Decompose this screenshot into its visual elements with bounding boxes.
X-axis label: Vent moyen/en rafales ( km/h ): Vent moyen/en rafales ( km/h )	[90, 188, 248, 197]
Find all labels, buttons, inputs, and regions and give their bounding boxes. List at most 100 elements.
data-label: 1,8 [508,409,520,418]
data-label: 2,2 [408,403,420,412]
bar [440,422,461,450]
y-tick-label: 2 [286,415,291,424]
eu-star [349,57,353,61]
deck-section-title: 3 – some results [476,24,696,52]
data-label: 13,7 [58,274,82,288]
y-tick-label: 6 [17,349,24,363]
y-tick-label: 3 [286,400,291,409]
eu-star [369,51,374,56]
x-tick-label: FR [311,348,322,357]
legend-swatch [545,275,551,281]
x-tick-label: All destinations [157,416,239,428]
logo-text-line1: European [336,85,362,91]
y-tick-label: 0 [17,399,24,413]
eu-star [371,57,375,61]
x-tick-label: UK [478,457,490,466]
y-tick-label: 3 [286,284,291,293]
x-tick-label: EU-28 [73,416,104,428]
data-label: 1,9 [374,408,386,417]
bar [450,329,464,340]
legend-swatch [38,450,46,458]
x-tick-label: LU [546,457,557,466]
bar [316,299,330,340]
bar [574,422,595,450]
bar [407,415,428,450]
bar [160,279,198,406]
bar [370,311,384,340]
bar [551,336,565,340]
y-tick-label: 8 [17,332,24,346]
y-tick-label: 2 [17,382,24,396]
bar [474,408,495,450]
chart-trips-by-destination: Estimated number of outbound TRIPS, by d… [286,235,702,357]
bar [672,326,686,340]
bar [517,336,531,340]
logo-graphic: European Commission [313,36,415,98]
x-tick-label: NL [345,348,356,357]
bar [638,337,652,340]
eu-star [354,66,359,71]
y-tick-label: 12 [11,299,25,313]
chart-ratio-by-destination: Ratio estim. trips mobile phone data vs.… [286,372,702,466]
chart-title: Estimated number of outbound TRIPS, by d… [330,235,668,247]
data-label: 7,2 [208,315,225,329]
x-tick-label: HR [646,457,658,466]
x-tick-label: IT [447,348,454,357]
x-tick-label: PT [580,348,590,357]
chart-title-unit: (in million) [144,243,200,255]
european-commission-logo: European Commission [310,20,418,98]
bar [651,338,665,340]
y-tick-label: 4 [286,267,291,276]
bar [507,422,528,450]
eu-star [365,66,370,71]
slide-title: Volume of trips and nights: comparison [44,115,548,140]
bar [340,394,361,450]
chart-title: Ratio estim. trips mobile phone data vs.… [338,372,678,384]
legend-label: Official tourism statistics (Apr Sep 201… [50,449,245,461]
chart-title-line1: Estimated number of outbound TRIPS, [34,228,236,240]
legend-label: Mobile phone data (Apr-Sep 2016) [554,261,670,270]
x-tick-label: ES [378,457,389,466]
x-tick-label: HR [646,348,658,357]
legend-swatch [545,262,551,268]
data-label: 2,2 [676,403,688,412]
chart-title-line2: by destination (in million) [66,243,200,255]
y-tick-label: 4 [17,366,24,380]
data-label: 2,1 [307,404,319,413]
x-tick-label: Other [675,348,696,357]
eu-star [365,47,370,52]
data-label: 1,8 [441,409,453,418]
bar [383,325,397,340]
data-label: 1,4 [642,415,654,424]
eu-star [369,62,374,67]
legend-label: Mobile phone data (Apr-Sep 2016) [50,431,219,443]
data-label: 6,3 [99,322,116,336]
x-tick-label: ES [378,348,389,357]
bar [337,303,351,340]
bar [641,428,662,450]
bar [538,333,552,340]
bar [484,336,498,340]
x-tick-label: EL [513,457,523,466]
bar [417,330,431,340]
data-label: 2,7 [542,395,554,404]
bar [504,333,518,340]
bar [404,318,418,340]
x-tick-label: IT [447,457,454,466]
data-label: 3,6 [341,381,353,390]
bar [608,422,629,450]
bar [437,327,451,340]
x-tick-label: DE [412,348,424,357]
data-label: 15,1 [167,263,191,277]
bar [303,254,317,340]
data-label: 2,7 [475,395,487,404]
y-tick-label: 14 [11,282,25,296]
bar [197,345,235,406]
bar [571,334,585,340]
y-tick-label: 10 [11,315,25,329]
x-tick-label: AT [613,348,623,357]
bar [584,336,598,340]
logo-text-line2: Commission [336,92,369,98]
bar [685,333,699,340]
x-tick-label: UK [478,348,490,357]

WHAT NEEDS TO BE DONE
Output every item above again, line by line, without changing a single character.

PROBLEM SOLUTION
Decompose this screenshot into its visual elements with bounding boxes.
X-axis label: Vent moyen/en rafales ( km/h ): Vent moyen/en rafales ( km/h )	[90, 188, 248, 197]
Find all labels, buttons, inputs, and regions and give their bounding boxes. List at most 100 elements.
data-label: 1,8 [508,409,520,418]
data-label: 2,2 [408,403,420,412]
bar [440,422,461,450]
y-tick-label: 2 [286,415,291,424]
eu-star [349,57,353,61]
deck-section-title: 3 – some results [476,24,696,52]
data-label: 13,7 [58,274,82,288]
y-tick-label: 6 [17,349,24,363]
y-tick-label: 3 [286,400,291,409]
eu-star [369,51,374,56]
x-tick-label: FR [311,348,322,357]
legend-swatch [545,275,551,281]
x-tick-label: All destinations [157,416,239,428]
logo-text-line1: European [336,85,362,91]
y-tick-label: 0 [17,399,24,413]
eu-star [371,57,375,61]
x-tick-label: UK [478,457,490,466]
y-tick-label: 3 [286,284,291,293]
x-tick-label: EU-28 [73,416,104,428]
data-label: 1,9 [374,408,386,417]
bar [450,329,464,340]
legend-swatch [38,450,46,458]
x-tick-label: LU [546,457,557,466]
bar [316,299,330,340]
bar [574,422,595,450]
bar [407,415,428,450]
bar [160,279,198,406]
bar [370,311,384,340]
bar [551,336,565,340]
y-tick-label: 8 [17,332,24,346]
y-tick-label: 2 [17,382,24,396]
bar [474,408,495,450]
chart-trips-by-destination: Estimated number of outbound TRIPS, by d… [286,235,702,357]
bar [672,326,686,340]
bar [517,336,531,340]
logo-graphic: European Commission [313,36,415,98]
x-tick-label: NL [345,348,356,357]
bar [638,337,652,340]
eu-star [354,66,359,71]
y-tick-label: 12 [11,299,25,313]
chart-ratio-by-destination: Ratio estim. trips mobile phone data vs.… [286,372,702,466]
chart-title: Estimated number of outbound TRIPS, by d… [330,235,668,247]
data-label: 7,2 [208,315,225,329]
x-tick-label: HR [646,457,658,466]
x-tick-label: IT [447,348,454,357]
x-tick-label: PT [580,348,590,357]
chart-title-unit: (in million) [144,243,200,255]
european-commission-logo: European Commission [310,20,418,98]
bar [651,338,665,340]
y-tick-label: 4 [286,267,291,276]
bar [507,422,528,450]
eu-star [365,66,370,71]
slide-title: Volume of trips and nights: comparison [44,115,548,140]
bar [340,394,361,450]
chart-title: Ratio estim. trips mobile phone data vs.… [338,372,678,384]
legend-label: Official tourism statistics (Apr Sep 201… [50,449,245,461]
chart-title-line1: Estimated number of outbound TRIPS, [34,228,236,240]
legend-label: Mobile phone data (Apr-Sep 2016) [554,261,670,270]
x-tick-label: ES [378,457,389,466]
x-tick-label: HR [646,348,658,357]
legend-swatch [545,262,551,268]
data-label: 2,2 [676,403,688,412]
chart-title-line2: by destination (in million) [66,243,200,255]
y-tick-label: 4 [17,366,24,380]
data-label: 2,1 [307,404,319,413]
x-tick-label: Other [675,348,696,357]
eu-star [365,47,370,52]
data-label: 1,8 [441,409,453,418]
bar [383,325,397,340]
data-label: 1,4 [642,415,654,424]
eu-star [369,62,374,67]
legend-label: Mobile phone data (Apr-Sep 2016) [50,431,219,443]
data-label: 6,3 [99,322,116,336]
x-tick-label: ES [378,348,389,357]
bar [337,303,351,340]
bar [641,428,662,450]
bar [538,333,552,340]
bar [484,336,498,340]
x-tick-label: EL [513,457,523,466]
bar [417,330,431,340]
data-label: 2,7 [542,395,554,404]
bar [504,333,518,340]
bar [404,318,418,340]
x-tick-label: IT [447,457,454,466]
data-label: 3,6 [341,381,353,390]
bar [608,422,629,450]
bar [437,327,451,340]
x-tick-label: DE [412,348,424,357]
data-label: 15,1 [167,263,191,277]
bar [303,254,317,340]
data-label: 2,7 [475,395,487,404]
y-tick-label: 14 [11,282,25,296]
bar [197,345,235,406]
bar [571,334,585,340]
y-tick-label: 10 [11,315,25,329]
x-tick-label: AT [613,348,623,357]
bar [584,336,598,340]
logo-text-line2: Commission [336,92,369,98]
bar [685,333,699,340]
x-tick-label: UK [478,348,490,357]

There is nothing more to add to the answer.